- _EXERCISE TASK_
Scan the material and copy every line in which "paciente" appears.

________________________________________

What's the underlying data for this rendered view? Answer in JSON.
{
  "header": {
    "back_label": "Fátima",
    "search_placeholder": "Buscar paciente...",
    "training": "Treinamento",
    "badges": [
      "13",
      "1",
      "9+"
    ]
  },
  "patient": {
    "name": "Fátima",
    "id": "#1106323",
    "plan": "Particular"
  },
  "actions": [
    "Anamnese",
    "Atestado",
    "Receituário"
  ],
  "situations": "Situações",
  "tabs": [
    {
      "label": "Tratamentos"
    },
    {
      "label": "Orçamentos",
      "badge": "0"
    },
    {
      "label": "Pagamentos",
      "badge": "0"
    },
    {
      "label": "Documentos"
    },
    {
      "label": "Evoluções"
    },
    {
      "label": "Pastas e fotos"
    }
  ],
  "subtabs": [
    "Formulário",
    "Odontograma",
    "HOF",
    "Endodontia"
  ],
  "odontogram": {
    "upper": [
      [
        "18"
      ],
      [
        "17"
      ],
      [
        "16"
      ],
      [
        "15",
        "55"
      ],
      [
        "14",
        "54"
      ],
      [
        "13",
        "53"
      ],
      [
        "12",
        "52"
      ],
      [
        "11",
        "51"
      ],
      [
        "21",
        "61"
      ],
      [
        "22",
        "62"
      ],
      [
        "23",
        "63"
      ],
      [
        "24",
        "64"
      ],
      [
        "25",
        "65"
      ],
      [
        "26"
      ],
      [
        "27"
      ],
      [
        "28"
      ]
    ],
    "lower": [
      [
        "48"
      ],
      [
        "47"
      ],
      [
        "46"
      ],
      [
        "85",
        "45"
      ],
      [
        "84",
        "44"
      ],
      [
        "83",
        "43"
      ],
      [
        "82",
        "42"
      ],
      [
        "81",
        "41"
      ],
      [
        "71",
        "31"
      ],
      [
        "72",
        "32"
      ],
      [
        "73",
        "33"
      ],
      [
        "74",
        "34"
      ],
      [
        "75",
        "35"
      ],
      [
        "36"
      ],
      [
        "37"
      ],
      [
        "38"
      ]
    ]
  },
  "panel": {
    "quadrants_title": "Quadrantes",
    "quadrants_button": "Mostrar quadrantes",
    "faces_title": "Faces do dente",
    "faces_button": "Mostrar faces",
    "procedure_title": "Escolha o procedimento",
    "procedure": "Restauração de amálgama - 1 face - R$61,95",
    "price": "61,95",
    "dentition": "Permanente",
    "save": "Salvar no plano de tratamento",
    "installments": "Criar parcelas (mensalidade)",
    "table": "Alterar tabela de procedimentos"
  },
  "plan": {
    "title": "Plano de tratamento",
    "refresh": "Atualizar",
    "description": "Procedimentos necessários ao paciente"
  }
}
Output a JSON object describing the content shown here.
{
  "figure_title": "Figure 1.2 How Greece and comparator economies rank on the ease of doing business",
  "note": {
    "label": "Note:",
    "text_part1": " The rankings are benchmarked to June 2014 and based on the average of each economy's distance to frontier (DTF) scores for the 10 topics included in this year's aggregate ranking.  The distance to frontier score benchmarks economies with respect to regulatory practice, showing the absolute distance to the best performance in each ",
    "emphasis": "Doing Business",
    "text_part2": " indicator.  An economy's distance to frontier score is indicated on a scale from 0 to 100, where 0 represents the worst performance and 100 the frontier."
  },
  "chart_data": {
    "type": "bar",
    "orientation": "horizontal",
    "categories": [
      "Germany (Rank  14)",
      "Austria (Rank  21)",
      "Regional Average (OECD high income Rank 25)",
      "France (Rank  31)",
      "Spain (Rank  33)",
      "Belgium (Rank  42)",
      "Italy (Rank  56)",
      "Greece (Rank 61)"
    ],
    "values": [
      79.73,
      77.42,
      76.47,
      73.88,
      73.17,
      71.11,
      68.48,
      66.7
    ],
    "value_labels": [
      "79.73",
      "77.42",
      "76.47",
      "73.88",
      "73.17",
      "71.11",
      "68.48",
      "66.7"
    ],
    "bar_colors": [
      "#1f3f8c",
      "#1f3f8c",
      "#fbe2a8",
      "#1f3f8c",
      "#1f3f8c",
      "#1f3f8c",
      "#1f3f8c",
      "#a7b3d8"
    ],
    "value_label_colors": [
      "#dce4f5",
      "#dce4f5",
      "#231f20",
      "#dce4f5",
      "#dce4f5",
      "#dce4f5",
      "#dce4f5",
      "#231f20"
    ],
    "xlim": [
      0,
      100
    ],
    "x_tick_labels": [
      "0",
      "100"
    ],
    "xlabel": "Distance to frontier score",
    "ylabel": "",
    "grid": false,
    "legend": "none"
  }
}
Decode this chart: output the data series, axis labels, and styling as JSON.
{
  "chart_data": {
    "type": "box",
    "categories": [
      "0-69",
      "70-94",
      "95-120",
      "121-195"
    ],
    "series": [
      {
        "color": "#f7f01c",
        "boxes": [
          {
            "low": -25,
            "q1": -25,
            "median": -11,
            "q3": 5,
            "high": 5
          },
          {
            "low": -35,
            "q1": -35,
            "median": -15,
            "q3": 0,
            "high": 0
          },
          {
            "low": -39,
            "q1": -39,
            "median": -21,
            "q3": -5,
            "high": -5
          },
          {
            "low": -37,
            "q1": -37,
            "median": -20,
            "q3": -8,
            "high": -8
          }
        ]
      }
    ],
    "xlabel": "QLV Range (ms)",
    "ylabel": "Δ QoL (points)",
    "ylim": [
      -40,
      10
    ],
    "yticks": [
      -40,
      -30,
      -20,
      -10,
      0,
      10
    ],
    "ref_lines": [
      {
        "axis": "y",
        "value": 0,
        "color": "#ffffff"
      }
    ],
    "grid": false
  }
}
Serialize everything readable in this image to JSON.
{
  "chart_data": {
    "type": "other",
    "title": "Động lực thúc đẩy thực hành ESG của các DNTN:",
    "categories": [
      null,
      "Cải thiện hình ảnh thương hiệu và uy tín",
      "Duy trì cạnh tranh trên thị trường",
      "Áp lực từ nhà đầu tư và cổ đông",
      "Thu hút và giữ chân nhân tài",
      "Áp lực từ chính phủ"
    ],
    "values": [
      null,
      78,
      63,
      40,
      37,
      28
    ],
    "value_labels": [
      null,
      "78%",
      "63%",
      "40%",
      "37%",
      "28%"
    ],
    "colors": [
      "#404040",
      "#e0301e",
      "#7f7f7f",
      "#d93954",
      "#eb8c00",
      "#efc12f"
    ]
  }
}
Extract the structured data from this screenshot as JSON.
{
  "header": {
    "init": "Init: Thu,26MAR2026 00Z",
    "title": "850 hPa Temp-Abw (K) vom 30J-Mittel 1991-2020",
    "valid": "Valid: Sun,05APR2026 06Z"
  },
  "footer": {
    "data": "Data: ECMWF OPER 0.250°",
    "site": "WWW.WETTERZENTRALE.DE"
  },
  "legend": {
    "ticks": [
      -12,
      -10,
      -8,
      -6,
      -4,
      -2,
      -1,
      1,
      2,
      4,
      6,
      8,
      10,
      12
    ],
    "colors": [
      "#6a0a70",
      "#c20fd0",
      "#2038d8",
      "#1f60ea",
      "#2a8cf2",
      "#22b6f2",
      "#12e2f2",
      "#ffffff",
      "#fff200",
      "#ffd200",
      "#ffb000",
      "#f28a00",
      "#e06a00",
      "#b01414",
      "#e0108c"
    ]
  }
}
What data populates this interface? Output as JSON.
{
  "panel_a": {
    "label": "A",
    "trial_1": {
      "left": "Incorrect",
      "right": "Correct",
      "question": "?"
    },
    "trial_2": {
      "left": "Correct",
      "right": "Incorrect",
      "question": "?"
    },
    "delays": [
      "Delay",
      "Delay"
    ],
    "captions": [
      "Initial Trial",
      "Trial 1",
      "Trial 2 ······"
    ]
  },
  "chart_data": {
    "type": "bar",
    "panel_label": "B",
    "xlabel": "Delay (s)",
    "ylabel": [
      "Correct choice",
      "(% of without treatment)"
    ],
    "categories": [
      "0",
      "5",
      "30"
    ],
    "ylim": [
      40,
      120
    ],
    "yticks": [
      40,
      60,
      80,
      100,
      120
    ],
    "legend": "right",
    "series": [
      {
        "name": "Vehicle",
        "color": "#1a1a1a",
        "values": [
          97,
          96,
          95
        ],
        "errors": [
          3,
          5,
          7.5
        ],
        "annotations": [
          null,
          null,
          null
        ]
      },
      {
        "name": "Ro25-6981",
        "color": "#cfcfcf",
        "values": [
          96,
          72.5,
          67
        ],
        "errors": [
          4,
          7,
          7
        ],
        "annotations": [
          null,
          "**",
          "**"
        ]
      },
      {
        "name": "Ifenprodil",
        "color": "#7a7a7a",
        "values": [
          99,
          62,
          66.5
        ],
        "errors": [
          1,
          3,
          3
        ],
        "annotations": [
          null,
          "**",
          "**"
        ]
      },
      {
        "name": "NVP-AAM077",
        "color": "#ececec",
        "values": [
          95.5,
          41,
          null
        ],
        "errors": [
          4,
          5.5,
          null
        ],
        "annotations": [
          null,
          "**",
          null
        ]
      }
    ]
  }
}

________________________________________

- _RESPONSE_
    "search_placeholder": "Buscar paciente...",
    "description": "Procedimentos necessários ao paciente"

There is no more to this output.